• WHAT YOU HAVE TO DO: Every record below should be printed exactly as it appears.

• SUPPLIED ENTRIES:
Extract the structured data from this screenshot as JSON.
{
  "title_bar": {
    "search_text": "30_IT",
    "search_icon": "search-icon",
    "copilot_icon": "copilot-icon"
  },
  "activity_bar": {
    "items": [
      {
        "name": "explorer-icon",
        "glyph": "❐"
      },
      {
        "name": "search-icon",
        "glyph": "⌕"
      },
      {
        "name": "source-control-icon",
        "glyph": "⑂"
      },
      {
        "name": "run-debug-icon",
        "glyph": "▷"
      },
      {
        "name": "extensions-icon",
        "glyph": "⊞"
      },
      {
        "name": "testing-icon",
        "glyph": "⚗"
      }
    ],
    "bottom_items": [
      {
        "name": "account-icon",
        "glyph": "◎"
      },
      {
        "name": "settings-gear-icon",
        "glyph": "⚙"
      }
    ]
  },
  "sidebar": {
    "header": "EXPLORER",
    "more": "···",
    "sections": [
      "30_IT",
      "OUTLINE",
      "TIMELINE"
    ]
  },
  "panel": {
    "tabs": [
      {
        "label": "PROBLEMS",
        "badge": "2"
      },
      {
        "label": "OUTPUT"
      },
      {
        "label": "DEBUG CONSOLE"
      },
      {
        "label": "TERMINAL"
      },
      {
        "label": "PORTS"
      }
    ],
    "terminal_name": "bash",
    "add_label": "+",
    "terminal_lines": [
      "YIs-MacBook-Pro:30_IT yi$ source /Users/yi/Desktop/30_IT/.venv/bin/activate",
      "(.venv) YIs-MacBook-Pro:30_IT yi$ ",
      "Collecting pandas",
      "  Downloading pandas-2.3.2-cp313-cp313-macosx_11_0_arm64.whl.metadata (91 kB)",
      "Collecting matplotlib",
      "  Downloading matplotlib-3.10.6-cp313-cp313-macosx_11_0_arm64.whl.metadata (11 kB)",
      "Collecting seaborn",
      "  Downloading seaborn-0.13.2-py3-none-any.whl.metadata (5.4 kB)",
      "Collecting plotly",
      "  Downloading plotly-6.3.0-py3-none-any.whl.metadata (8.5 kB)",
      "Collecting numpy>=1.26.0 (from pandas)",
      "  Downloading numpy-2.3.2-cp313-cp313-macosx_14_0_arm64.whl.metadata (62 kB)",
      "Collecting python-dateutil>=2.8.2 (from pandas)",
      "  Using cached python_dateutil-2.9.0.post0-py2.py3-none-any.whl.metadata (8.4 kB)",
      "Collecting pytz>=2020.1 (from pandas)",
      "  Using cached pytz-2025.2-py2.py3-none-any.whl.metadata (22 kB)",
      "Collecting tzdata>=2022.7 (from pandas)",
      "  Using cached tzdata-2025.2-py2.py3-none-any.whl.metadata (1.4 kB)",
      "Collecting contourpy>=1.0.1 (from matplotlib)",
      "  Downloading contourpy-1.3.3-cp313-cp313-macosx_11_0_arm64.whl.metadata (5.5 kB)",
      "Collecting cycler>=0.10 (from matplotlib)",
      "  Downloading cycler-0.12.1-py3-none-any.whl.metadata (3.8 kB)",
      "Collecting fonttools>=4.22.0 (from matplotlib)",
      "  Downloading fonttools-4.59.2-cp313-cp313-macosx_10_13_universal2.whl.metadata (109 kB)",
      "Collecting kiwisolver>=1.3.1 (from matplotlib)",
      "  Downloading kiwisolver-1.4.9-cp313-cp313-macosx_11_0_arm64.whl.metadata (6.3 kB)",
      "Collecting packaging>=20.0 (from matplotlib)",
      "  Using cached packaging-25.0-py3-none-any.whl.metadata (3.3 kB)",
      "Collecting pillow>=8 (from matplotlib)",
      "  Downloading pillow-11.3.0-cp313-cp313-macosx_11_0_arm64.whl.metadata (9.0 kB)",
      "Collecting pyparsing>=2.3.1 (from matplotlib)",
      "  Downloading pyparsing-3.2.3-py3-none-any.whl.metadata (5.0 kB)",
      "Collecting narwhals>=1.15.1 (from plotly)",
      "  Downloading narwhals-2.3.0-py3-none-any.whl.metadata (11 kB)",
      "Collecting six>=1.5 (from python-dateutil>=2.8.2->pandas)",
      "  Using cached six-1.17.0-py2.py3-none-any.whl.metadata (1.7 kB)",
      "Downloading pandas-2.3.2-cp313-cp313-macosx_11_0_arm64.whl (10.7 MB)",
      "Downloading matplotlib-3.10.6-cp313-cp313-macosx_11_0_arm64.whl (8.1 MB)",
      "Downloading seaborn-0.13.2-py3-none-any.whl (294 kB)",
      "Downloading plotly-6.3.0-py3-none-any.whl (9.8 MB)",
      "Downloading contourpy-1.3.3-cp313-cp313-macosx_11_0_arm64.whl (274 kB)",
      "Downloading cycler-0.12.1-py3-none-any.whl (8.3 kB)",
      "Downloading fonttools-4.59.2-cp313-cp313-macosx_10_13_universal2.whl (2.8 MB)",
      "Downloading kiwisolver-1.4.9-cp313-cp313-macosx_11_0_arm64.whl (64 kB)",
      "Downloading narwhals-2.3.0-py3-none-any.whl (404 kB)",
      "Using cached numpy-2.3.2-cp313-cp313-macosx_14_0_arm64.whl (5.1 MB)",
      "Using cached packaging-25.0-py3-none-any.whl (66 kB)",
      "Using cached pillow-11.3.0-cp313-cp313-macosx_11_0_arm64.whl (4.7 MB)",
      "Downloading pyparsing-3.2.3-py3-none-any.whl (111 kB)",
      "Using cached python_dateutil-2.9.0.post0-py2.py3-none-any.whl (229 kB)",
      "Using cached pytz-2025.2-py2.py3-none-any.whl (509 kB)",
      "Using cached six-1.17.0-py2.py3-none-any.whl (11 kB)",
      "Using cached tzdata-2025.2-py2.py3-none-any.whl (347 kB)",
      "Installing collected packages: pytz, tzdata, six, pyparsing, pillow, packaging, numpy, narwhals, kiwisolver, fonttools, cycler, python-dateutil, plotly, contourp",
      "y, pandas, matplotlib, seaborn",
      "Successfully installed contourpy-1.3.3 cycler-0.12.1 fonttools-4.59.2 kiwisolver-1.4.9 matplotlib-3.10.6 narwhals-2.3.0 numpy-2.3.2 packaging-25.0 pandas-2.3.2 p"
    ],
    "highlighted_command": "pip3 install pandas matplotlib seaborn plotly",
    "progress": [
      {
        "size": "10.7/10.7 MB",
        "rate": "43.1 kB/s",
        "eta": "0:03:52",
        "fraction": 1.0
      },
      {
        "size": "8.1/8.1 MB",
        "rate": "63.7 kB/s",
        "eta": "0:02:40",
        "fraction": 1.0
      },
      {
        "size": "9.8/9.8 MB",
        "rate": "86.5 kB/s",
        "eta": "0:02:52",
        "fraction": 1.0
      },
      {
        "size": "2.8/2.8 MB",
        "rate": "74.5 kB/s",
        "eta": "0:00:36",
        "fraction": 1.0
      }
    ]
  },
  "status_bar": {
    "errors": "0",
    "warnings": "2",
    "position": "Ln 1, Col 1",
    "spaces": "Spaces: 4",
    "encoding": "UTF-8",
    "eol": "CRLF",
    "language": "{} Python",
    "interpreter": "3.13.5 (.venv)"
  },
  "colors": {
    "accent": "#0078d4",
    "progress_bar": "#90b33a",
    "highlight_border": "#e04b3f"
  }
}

• ANSWER TO THE TASK:
Extract the structured data from this screenshot as JSON.
{
  "title_bar": {
    "search_text": "30_IT",
    "search_icon": "search-icon",
    "copilot_icon": "copilot-icon"
  },
  "activity_bar": {
    "items": [
      {
        "name": "explorer-icon",
        "glyph": "❐"
      },
      {
        "name": "search-icon",
        "glyph": "⌕"
      },
      {
        "name": "source-control-icon",
        "glyph": "⑂"
      },
      {
        "name": "run-debug-icon",
        "glyph": "▷"
      },
      {
        "name": "extensions-icon",
        "glyph": "⊞"
      },
      {
        "name": "testing-icon",
        "glyph": "⚗"
      }
    ],
    "bottom_items": [
      {
        "name": "account-icon",
        "glyph": "◎"
      },
      {
        "name": "settings-gear-icon",
        "glyph": "⚙"
      }
    ]
  },
  "sidebar": {
    "header": "EXPLORER",
    "more": "···",
    "sections": [
      "30_IT",
      "OUTLINE",
      "TIMELINE"
    ]
  },
  "panel": {
    "tabs": [
      {
        "label": "PROBLEMS",
        "badge": "2"
      },
      {
        "label": "OUTPUT"
      },
      {
        "label": "DEBUG CONSOLE"
      },
      {
        "label": "TERMINAL"
      },
      {
        "label": "PORTS"
      }
    ],
    "terminal_name": "bash",
    "add_label": "+",
    "terminal_lines": [
      "YIs-MacBook-Pro:30_IT yi$ source /Users/yi/Desktop/30_IT/.venv/bin/activate",
      "(.venv) YIs-MacBook-Pro:30_IT yi$ ",
      "Collecting pandas",
      "  Downloading pandas-2.3.2-cp313-cp313-macosx_11_0_arm64.whl.metadata (91 kB)",
      "Collecting matplotlib",
      "  Downloading matplotlib-3.10.6-cp313-cp313-macosx_11_0_arm64.whl.metadata (11 kB)",
      "Collecting seaborn",
      "  Downloading seaborn-0.13.2-py3-none-any.whl.metadata (5.4 kB)",
      "Collecting plotly",
      "  Downloading plotly-6.3.0-py3-none-any.whl.metadata (8.5 kB)",
      "Collecting numpy>=1.26.0 (from pandas)",
      "  Downloading numpy-2.3.2-cp313-cp313-macosx_14_0_arm64.whl.metadata (62 kB)",
      "Collecting python-dateutil>=2.8.2 (from pandas)",
      "  Using cached python_dateutil-2.9.0.post0-py2.py3-none-any.whl.metadata (8.4 kB)",
      "Collecting pytz>=2020.1 (from pandas)",
      "  Using cached pytz-2025.2-py2.py3-none-any.whl.metadata (22 kB)",
      "Collecting tzdata>=2022.7 (from pandas)",
      "  Using cached tzdata-2025.2-py2.py3-none-any.whl.metadata (1.4 kB)",
      "Collecting contourpy>=1.0.1 (from matplotlib)",
      "  Downloading contourpy-1.3.3-cp313-cp313-macosx_11_0_arm64.whl.metadata (5.5 kB)",
      "Collecting cycler>=0.10 (from matplotlib)",
      "  Downloading cycler-0.12.1-py3-none-any.whl.metadata (3.8 kB)",
      "Collecting fonttools>=4.22.0 (from matplotlib)",
      "  Downloading fonttools-4.59.2-cp313-cp313-macosx_10_13_universal2.whl.metadata (109 kB)",
      "Collecting kiwisolver>=1.3.1 (from matplotlib)",
      "  Downloading kiwisolver-1.4.9-cp313-cp313-macosx_11_0_arm64.whl.metadata (6.3 kB)",
      "Collecting packaging>=20.0 (from matplotlib)",
      "  Using cached packaging-25.0-py3-none-any.whl.metadata (3.3 kB)",
      "Collecting pillow>=8 (from matplotlib)",
      "  Downloading pillow-11.3.0-cp313-cp313-macosx_11_0_arm64.whl.metadata (9.0 kB)",
      "Collecting pyparsing>=2.3.1 (from matplotlib)",
      "  Downloading pyparsing-3.2.3-py3-none-any.whl.metadata (5.0 kB)",
      "Collecting narwhals>=1.15.1 (from plotly)",
      "  Downloading narwhals-2.3.0-py3-none-any.whl.metadata (11 kB)",
      "Collecting six>=1.5 (from python-dateutil>=2.8.2->pandas)",
      "  Using cached six-1.17.0-py2.py3-none-any.whl.metadata (1.7 kB)",
      "Downloading pandas-2.3.2-cp313-cp313-macosx_11_0_arm64.whl (10.7 MB)",
      "Downloading matplotlib-3.10.6-cp313-cp313-macosx_11_0_arm64.whl (8.1 MB)",
      "Downloading seaborn-0.13.2-py3-none-any.whl (294 kB)",
      "Downloading plotly-6.3.0-py3-none-any.whl (9.8 MB)",
      "Downloading contourpy-1.3.3-cp313-cp313-macosx_11_0_arm64.whl (274 kB)",
      "Downloading cycler-0.12.1-py3-none-any.whl (8.3 kB)",
      "Downloading fonttools-4.59.2-cp313-cp313-macosx_10_13_universal2.whl (2.8 MB)",
      "Downloading kiwisolver-1.4.9-cp313-cp313-macosx_11_0_arm64.whl (64 kB)",
      "Downloading narwhals-2.3.0-py3-none-any.whl (404 kB)",
      "Using cached numpy-2.3.2-cp313-cp313-macosx_14_0_arm64.whl (5.1 MB)",
      "Using cached packaging-25.0-py3-none-any.whl (66 kB)",
      "Using cached pillow-11.3.0-cp313-cp313-macosx_11_0_arm64.whl (4.7 MB)",
      "Downloading pyparsing-3.2.3-py3-none-any.whl (111 kB)",
      "Using cached python_dateutil-2.9.0.post0-py2.py3-none-any.whl (229 kB)",
      "Using cached pytz-2025.2-py2.py3-none-any.whl (509 kB)",
      "Using cached six-1.17.0-py2.py3-none-any.whl (11 kB)",
      "Using cached tzdata-2025.2-py2.py3-none-any.whl (347 kB)",
      "Installing collected packages: pytz, tzdata, six, pyparsing, pillow, packaging, numpy, narwhals, kiwisolver, fonttools, cycler, python-dateutil, plotly, contourp",
      "y, pandas, matplotlib, seaborn",
      "Successfully installed contourpy-1.3.3 cycler-0.12.1 fonttools-4.59.2 kiwisolver-1.4.9 matplotlib-3.10.6 narwhals-2.3.0 numpy-2.3.2 packaging-25.0 pandas-2.3.2 p"
    ],
    "highlighted_command": "pip3 install pandas matplotlib seaborn plotly",
    "progress": [
      {
        "size": "10.7/10.7 MB",
        "rate": "43.1 kB/s",
        "eta": "0:03:52",
        "fraction": 1.0
      },
      {
        "size": "8.1/8.1 MB",
        "rate": "63.7 kB/s",
        "eta": "0:02:40",
        "fraction": 1.0
      },
      {
        "size": "9.8/9.8 MB",
        "rate": "86.5 kB/s",
        "eta": "0:02:52",
        "fraction": 1.0
      },
      {
        "size": "2.8/2.8 MB",
        "rate": "74.5 kB/s",
        "eta": "0:00:36",
        "fraction": 1.0
      }
    ]
  },
  "status_bar": {
    "errors": "0",
    "warnings": "2",
    "position": "Ln 1, Col 1",
    "spaces": "Spaces: 4",
    "encoding": "UTF-8",
    "eol": "CRLF",
    "language": "{} Python",
    "interpreter": "3.13.5 (.venv)"
  },
  "colors": {
    "accent": "#0078d4",
    "progress_bar": "#90b33a",
    "highlight_border": "#e04b3f"
  }
}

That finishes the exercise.